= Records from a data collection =
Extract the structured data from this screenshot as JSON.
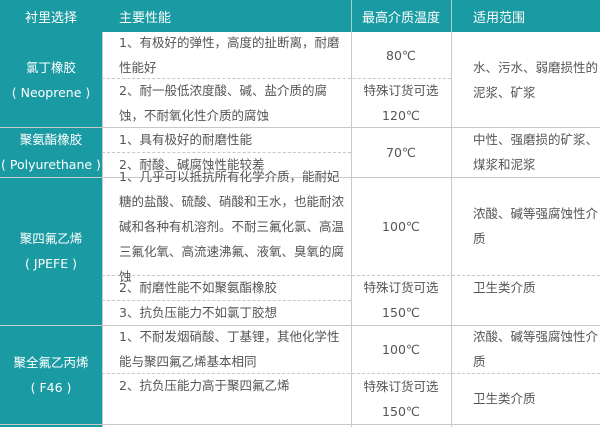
{
  "header": [
    "衬里选择",
    "主要性能",
    "最高介质温度",
    "适用范围"
  ],
  "rows": [
    {
      "lining": [
        "氯丁橡胶",
        "( Neoprene )"
      ],
      "props": [
        "1、有极好的弹性，高度的扯断离，耐磨性能好",
        "2、耐一般低浓度酸、碱、盐介质的腐蚀，不耐氧化性介质的腐蚀"
      ],
      "temp": [
        "80℃",
        "特殊订货可选",
        "120℃"
      ],
      "range": [
        "水、污水、弱磨损性的泥浆、矿浆"
      ]
    },
    {
      "lining": [
        "聚氨酯橡胶",
        "( Polyurethane )"
      ],
      "props": [
        "1、具有极好的耐磨性能",
        "2、耐酸、碱腐蚀性能较差"
      ],
      "temp": [
        "70℃"
      ],
      "range": [
        "中性、强磨损的矿浆、煤浆和泥浆"
      ]
    },
    {
      "lining": [
        "聚四氟乙烯",
        "( JPEFE )"
      ],
      "props": [
        "1、几乎可以抵抗所有化学介质，能耐妃糖的盐酸、硫酸、硝酸和王水，也能耐浓碱和各种有机溶剂。不耐三氟化氯、高温三氟化氧、高流速沸氟、液氧、臭氧的腐蚀",
        "2、耐磨性能不如聚氨酯橡胶",
        "3、抗负压能力不如氯丁胶想"
      ],
      "temp": [
        "100℃",
        "特殊订货可选",
        "150℃"
      ],
      "range": [
        "浓酸、碱等强腐蚀性介质",
        "卫生类介质"
      ]
    },
    {
      "lining": [
        "聚全氟乙丙烯",
        "( F46 )"
      ],
      "props": [
        "1、不耐发烟硝酸、丁基锂，其他化学性能与聚四氟乙烯基本相同",
        "2、抗负压能力高于聚四氟乙烯"
      ],
      "temp": [
        "100℃",
        "特殊订货可选",
        "150℃"
      ],
      "range": [
        "浓酸、碱等强腐蚀性介质",
        "卫生类介质"
      ]
    }
  ],
  "colors": {
    "accent": "#1a9ba3",
    "border": "#c8c8c8",
    "text": "#555555"
  }
}
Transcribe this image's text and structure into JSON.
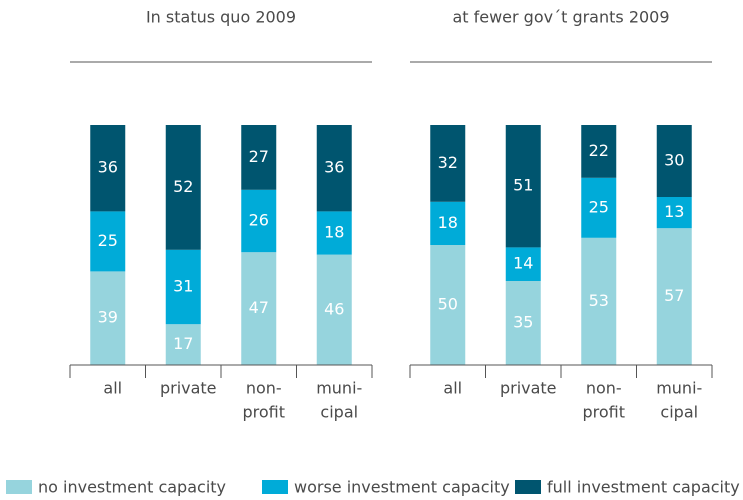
{
  "chart_data": [
    {
      "type": "stacked_bar",
      "title": "In status quo 2009",
      "categories": [
        "all",
        "private",
        [
          "non-",
          "profit"
        ],
        [
          "muni-",
          "cipal"
        ]
      ],
      "ylim": [
        0,
        100
      ],
      "series": [
        {
          "name": "no investment capacity",
          "color": "#96d4dd",
          "values": [
            39,
            17,
            47,
            46
          ]
        },
        {
          "name": "worse investment capacity",
          "color": "#00abd8",
          "values": [
            25,
            31,
            26,
            18
          ]
        },
        {
          "name": "full investment capacity",
          "color": "#00556f",
          "values": [
            36,
            52,
            27,
            36
          ]
        }
      ]
    },
    {
      "type": "stacked_bar",
      "title": "at fewer gov´t grants 2009",
      "categories": [
        "all",
        "private",
        [
          "non-",
          "profit"
        ],
        [
          "muni-",
          "cipal"
        ]
      ],
      "ylim": [
        0,
        100
      ],
      "series": [
        {
          "name": "no investment capacity",
          "color": "#96d4dd",
          "values": [
            50,
            35,
            53,
            57
          ]
        },
        {
          "name": "worse investment capacity",
          "color": "#00abd8",
          "values": [
            18,
            14,
            25,
            13
          ]
        },
        {
          "name": "full investment capacity",
          "color": "#00556f",
          "values": [
            32,
            51,
            22,
            30
          ]
        }
      ]
    }
  ]
}
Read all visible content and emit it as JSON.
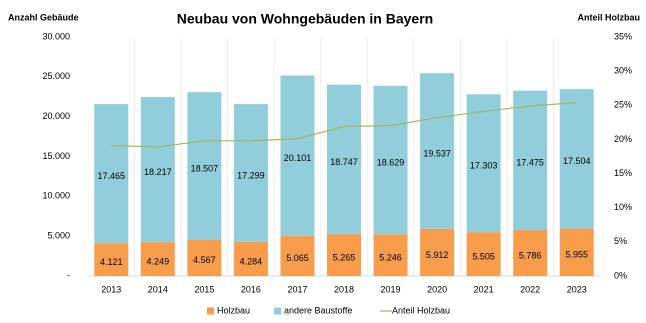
{
  "chart_data": {
    "type": "stacked-bar-line",
    "title": "Neubau von Wohngebäuden in Bayern",
    "y_label": "Anzahl Gebäude",
    "y2_label": "Anteil Holzbau",
    "categories": [
      "2013",
      "2014",
      "2015",
      "2016",
      "2017",
      "2018",
      "2019",
      "2020",
      "2021",
      "2022",
      "2023"
    ],
    "series": [
      {
        "name": "Holzbau",
        "color": "#f79d4b",
        "values": [
          4121,
          4249,
          4567,
          4284,
          5065,
          5265,
          5246,
          5912,
          5505,
          5786,
          5955
        ],
        "value_labels": [
          "4.121",
          "4.249",
          "4.567",
          "4.284",
          "5.065",
          "5.265",
          "5.246",
          "5.912",
          "5.505",
          "5.786",
          "5.955"
        ]
      },
      {
        "name": "andere Baustoffe",
        "color": "#92cddc",
        "values": [
          17465,
          18217,
          18507,
          17299,
          20101,
          18747,
          18629,
          19537,
          17303,
          17475,
          17504
        ],
        "value_labels": [
          "17.465",
          "18.217",
          "18.507",
          "17.299",
          "20.101",
          "18.747",
          "18.629",
          "19.537",
          "17.303",
          "17.475",
          "17.504"
        ]
      },
      {
        "name": "Anteil Holzbau",
        "color": "#9bbb59",
        "axis": "y2",
        "values": [
          19.1,
          18.9,
          19.8,
          19.8,
          20.1,
          21.9,
          22.0,
          23.2,
          24.1,
          24.9,
          25.4
        ]
      }
    ],
    "ylim": [
      0,
      30000
    ],
    "yticks": [
      {
        "value": 0,
        "label": "-"
      },
      {
        "value": 5000,
        "label": "5.000"
      },
      {
        "value": 10000,
        "label": "10.000"
      },
      {
        "value": 15000,
        "label": "15.000"
      },
      {
        "value": 20000,
        "label": "20.000"
      },
      {
        "value": 25000,
        "label": "25.000"
      },
      {
        "value": 30000,
        "label": "30.000"
      }
    ],
    "y2lim": [
      0,
      35
    ],
    "y2ticks": [
      {
        "value": 0,
        "label": "0%"
      },
      {
        "value": 5,
        "label": "5%"
      },
      {
        "value": 10,
        "label": "10%"
      },
      {
        "value": 15,
        "label": "15%"
      },
      {
        "value": 20,
        "label": "20%"
      },
      {
        "value": 25,
        "label": "25%"
      },
      {
        "value": 30,
        "label": "30%"
      },
      {
        "value": 35,
        "label": "35%"
      }
    ],
    "legend": "bottom"
  }
}
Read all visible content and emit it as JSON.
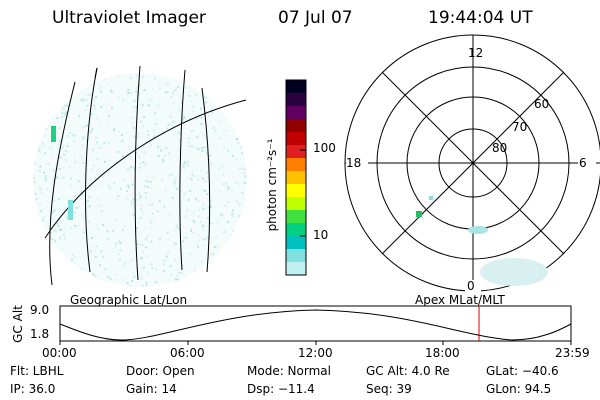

= YOUR GOAL =
What is the number of lines in the data that hold the word "JSON"? Reply with that number and nothing else.

= TASK OUTPUT =
4